DOCUMENT SECTION -
ST-2
- Mission type: Communications
- Operator: Singapore Telecom Chunghwa Telecom
- COSPAR ID: 2011-022B
- SATCAT no.: 37606
- Mission duration: 15 years

Spacecraft properties
- Bus: DS-2000
- Manufacturer: Mitsubishi Electric
- Launch mass: 5,090 kilograms (11,220 lb)

Start of mission
- Launch date: 20 May 2011, 20:38 UTC
- Rocket: Ariane 5ECA VA202
- Launch site: Kourou ELA-3
- Contractor: Arianespace

Orbital parameters
- Reference system: Geocentric
- Regime: Geostationary
- Longitude: 88° east
- Perigee altitude: 35,785 kilometres (22,236 mi)
- Apogee altitude: 35,799 kilometres (22,244 mi)
- Inclination: 0.00 degrees
- Period: 23.93 hours
- Epoch: 29 October 2013, 17:11:17 UTC

= ST-2 =

Geostationary telecommunications satellite

ST-2 is a telecommunications satellite made by Mitsubishi Electric. It was launched on May 20, 2011 atop an Ariane 5 ECA rocket from ESA's Guiana Space Centre in a dual-launch mission with GSAT-8.
a
ST-2 is a replacement for the ST-1 satellite. It is built around the DS2000 spacecraft bus. It is in geosynchronous orbit at 88 deg. East, and is operated by the ST-2 Satellite Ventures joint company of Singapore Telecommunications (SingTel) and Chunghwa Telecom. It provides relay services over the Middle East, Central Asia, India and Southeast Asia.

WORK REQUEST - From the ST-2 satellite page above, list every region where the satellite provides relay services.

INFORMATION SHOWN -
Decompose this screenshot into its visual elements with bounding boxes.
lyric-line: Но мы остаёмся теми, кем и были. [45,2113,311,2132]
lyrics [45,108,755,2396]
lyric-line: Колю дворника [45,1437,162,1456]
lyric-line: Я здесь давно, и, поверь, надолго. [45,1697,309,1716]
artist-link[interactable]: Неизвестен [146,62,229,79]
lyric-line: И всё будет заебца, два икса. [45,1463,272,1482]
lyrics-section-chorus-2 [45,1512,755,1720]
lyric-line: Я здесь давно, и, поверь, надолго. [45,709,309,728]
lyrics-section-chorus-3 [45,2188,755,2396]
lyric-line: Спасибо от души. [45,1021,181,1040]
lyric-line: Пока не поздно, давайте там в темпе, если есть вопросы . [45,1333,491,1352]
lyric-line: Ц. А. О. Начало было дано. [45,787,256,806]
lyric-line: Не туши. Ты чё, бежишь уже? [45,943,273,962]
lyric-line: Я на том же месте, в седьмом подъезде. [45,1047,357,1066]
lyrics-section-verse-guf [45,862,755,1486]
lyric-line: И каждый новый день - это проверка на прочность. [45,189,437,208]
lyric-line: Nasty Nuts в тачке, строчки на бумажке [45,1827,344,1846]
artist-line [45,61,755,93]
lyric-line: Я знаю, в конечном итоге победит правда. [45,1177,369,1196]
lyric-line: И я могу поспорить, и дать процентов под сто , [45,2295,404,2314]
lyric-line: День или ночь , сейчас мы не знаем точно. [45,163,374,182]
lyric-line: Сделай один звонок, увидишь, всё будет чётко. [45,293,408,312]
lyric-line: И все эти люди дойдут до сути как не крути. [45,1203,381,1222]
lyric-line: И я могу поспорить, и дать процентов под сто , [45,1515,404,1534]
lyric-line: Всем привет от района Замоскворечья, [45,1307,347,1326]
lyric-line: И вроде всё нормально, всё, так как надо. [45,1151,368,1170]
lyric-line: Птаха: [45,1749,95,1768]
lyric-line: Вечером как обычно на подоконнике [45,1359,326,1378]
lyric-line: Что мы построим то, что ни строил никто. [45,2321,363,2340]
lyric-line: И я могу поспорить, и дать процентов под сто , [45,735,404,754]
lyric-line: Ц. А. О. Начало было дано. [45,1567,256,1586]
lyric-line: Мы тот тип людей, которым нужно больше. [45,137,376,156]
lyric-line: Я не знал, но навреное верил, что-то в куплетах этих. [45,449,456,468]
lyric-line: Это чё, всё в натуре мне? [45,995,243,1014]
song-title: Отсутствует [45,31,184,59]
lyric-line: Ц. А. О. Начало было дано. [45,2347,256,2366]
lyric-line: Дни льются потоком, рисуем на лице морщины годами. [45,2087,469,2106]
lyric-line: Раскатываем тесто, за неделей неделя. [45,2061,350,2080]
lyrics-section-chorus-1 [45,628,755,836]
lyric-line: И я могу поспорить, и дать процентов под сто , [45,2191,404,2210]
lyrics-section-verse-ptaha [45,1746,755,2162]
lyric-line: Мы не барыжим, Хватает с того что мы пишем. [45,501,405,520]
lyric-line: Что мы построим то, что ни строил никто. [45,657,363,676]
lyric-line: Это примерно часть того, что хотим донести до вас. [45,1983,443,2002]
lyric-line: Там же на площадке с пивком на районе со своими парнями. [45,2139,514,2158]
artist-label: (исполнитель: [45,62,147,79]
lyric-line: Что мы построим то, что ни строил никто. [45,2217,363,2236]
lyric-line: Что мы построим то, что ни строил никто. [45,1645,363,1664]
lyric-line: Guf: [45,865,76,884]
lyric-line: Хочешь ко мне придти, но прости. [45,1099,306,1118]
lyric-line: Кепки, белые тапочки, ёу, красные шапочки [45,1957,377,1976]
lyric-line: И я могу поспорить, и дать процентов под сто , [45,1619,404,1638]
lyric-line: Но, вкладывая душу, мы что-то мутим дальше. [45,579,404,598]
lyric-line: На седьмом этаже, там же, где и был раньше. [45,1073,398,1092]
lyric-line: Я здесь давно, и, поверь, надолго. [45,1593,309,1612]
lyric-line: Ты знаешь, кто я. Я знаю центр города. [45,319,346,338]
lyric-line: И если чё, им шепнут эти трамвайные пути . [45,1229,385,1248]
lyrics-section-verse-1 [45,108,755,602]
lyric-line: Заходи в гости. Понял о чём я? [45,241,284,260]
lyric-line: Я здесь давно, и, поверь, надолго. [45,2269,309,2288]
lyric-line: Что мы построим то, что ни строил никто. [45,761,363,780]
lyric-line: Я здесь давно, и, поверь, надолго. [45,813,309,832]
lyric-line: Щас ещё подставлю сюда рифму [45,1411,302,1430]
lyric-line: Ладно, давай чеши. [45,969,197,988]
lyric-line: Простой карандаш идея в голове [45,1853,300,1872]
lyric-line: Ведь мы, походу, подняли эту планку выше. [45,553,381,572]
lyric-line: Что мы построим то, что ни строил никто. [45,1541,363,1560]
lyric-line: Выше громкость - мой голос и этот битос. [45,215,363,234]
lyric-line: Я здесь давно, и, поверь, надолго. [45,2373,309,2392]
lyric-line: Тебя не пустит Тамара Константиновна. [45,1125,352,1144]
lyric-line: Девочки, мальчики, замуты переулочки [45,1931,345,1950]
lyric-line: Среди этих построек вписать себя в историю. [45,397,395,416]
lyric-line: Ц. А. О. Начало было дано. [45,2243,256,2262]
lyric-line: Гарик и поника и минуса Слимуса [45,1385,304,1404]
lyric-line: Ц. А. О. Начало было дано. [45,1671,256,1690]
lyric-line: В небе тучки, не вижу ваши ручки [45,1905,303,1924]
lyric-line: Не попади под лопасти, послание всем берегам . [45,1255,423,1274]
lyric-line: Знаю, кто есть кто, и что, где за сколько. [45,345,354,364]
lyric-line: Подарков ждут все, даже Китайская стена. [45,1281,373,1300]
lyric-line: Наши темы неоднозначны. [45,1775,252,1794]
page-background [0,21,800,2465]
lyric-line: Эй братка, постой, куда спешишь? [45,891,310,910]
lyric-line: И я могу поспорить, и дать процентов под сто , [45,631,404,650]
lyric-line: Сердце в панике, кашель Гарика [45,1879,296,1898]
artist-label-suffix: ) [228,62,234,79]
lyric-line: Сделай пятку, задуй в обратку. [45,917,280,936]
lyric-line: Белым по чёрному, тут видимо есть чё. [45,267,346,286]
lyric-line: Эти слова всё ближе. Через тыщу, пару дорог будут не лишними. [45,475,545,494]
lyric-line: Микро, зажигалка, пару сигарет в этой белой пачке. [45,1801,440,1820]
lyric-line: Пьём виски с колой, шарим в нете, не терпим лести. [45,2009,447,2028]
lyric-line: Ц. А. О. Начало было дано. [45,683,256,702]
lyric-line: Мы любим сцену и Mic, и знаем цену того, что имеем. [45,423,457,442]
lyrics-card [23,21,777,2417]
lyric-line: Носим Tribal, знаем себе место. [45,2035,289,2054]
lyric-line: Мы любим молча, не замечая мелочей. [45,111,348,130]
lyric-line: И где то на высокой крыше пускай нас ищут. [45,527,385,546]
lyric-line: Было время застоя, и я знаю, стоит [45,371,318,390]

ANSWER BELOW -
- Middle East
- Central Asia
- India
- Southeast Asia